What the exercise asks. Search the records for "shape". Copy every line where it appears.

══ Records for this exercise

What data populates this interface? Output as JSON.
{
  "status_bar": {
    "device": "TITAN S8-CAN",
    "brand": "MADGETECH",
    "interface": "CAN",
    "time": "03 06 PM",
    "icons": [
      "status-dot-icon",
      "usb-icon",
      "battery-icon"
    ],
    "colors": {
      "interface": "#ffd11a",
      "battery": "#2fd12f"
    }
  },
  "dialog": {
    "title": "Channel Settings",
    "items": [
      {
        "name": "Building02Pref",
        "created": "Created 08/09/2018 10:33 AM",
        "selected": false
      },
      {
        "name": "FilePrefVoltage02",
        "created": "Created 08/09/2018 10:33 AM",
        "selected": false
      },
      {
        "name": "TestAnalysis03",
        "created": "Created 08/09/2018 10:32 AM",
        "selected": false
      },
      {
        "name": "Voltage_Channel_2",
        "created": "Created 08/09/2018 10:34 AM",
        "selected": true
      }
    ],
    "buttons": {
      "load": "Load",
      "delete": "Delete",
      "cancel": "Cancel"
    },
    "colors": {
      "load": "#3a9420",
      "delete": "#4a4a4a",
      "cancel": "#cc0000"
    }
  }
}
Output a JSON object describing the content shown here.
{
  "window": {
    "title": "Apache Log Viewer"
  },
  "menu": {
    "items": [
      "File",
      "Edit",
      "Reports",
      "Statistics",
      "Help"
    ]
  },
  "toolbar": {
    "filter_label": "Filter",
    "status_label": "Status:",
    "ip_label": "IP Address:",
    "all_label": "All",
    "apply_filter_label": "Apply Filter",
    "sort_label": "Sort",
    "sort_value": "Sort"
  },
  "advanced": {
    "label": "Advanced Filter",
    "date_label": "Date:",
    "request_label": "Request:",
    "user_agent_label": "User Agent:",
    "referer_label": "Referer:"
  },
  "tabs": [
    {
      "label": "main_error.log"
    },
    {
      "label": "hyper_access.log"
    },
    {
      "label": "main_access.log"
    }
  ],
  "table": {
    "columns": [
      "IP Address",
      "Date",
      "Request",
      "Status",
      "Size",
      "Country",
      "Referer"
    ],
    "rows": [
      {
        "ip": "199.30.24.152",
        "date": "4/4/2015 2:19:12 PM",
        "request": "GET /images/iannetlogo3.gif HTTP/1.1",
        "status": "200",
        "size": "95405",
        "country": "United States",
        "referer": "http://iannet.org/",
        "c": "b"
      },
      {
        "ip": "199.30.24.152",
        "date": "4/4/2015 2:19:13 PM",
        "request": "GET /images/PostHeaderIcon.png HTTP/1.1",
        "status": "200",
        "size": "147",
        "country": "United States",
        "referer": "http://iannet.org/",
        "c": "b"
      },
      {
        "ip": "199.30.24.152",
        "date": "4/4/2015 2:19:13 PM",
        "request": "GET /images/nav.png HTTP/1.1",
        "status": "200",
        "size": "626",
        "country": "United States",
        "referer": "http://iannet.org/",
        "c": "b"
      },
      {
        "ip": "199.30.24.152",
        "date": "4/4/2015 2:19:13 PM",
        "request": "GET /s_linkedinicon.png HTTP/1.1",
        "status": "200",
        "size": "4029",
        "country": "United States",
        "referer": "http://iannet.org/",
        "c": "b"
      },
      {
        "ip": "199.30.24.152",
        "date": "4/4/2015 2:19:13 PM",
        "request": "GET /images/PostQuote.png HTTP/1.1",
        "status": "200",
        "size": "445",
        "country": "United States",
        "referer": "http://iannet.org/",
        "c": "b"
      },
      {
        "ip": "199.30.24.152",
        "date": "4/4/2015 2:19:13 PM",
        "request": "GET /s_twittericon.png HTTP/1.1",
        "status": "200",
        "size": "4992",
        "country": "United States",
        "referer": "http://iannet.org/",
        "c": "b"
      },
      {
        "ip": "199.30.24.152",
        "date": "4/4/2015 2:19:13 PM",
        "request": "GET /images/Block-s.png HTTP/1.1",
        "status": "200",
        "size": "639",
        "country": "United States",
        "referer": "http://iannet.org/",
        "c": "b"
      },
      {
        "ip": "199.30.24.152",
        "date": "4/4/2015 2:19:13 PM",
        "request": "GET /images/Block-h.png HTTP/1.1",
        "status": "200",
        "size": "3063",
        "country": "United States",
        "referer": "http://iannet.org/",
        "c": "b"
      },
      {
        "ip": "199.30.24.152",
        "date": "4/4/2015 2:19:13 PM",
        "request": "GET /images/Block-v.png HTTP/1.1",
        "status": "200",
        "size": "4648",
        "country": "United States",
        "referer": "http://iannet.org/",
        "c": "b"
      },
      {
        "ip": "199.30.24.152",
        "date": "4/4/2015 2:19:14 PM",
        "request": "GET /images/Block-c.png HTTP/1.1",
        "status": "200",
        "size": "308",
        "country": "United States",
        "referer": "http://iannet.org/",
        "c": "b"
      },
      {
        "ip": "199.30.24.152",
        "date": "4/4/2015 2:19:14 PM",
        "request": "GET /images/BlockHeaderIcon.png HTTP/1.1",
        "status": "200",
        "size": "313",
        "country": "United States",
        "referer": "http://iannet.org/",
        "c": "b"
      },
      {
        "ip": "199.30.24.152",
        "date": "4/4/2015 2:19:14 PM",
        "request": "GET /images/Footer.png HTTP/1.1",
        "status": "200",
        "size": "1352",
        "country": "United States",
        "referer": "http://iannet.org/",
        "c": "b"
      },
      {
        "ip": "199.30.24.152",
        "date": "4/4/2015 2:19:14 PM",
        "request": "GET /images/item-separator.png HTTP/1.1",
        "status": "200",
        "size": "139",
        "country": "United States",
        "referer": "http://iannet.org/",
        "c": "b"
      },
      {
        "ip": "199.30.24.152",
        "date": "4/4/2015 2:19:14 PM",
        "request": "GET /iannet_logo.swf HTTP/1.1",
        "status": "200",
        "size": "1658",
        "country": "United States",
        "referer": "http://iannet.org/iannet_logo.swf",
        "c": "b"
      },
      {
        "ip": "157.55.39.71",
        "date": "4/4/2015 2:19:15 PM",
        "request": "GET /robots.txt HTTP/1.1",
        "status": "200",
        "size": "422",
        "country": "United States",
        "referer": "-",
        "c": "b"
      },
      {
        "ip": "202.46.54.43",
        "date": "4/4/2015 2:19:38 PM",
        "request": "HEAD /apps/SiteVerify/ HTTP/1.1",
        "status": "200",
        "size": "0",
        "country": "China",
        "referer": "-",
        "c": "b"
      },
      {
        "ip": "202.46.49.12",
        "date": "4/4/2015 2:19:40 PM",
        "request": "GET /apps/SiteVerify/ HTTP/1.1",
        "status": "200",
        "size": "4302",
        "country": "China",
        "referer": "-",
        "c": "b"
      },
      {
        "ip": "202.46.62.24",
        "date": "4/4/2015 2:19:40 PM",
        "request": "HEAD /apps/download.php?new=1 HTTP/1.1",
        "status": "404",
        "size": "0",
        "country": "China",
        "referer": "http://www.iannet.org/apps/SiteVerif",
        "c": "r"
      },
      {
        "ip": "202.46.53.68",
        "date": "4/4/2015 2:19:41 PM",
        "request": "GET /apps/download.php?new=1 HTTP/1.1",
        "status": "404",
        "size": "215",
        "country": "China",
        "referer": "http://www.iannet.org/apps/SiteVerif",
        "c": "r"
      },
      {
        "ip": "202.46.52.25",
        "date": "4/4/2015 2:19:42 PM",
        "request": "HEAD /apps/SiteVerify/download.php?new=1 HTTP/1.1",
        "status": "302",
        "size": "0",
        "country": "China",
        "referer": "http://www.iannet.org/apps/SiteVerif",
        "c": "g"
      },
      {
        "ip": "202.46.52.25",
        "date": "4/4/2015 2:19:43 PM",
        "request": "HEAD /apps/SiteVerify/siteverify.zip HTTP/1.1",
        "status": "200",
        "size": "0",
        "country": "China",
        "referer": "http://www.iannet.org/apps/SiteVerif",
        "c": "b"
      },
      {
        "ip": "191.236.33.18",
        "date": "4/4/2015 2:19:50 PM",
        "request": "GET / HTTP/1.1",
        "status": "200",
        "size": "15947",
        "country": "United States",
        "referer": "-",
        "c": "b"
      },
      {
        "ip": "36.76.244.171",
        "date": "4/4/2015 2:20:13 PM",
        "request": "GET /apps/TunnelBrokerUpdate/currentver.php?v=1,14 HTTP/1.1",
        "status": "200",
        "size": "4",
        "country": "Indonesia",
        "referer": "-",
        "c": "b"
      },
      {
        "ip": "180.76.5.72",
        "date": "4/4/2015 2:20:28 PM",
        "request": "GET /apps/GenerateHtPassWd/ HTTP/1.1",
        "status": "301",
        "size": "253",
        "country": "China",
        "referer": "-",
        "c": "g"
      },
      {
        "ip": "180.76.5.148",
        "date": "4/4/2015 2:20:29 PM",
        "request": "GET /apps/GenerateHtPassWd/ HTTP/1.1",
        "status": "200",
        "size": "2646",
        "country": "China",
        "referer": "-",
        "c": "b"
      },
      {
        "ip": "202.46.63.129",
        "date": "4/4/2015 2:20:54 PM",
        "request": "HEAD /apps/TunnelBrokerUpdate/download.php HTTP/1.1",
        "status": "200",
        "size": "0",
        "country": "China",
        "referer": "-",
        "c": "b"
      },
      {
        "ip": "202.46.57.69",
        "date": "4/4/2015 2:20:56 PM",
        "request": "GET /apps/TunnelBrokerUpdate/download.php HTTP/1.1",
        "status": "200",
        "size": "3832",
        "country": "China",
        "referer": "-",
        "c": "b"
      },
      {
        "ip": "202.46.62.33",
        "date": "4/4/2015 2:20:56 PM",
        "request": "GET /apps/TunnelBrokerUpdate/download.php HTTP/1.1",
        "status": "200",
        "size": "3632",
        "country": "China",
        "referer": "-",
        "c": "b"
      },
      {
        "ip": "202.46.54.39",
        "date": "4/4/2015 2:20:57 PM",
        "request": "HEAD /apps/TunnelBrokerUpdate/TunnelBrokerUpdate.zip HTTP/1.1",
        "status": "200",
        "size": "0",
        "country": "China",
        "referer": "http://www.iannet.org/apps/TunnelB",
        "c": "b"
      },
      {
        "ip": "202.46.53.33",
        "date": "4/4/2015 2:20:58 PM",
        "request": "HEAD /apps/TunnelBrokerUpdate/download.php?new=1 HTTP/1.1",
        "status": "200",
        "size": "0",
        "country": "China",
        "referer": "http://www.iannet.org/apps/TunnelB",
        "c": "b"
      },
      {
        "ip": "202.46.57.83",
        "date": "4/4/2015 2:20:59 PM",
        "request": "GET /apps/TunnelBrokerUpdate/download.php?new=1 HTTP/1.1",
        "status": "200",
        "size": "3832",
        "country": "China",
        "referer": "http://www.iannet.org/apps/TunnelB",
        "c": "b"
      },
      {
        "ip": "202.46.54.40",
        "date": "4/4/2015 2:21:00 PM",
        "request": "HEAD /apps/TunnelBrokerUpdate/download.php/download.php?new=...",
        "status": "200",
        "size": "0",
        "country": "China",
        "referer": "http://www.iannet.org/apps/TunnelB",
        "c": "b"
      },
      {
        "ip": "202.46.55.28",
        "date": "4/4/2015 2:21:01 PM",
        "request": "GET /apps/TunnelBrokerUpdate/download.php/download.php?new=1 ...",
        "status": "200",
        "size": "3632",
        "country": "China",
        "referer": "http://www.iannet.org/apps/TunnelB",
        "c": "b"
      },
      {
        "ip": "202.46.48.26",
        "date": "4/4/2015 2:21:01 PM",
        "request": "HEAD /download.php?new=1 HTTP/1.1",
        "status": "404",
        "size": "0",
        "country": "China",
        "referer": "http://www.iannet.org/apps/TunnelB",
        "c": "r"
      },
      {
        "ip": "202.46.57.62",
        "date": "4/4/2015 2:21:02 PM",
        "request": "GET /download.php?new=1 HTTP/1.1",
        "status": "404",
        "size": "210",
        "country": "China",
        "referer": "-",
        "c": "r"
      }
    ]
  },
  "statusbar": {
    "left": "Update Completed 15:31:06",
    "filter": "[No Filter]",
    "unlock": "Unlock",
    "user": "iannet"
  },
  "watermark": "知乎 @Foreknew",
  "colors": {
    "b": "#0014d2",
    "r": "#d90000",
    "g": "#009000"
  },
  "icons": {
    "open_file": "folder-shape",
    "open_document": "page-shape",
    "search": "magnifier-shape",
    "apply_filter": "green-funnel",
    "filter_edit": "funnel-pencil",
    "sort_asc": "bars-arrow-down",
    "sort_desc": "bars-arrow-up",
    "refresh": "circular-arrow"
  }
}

════

Correct result.
    "open_file": "folder-shape",
    "open_document": "page-shape",
    "search": "magnifier-shape",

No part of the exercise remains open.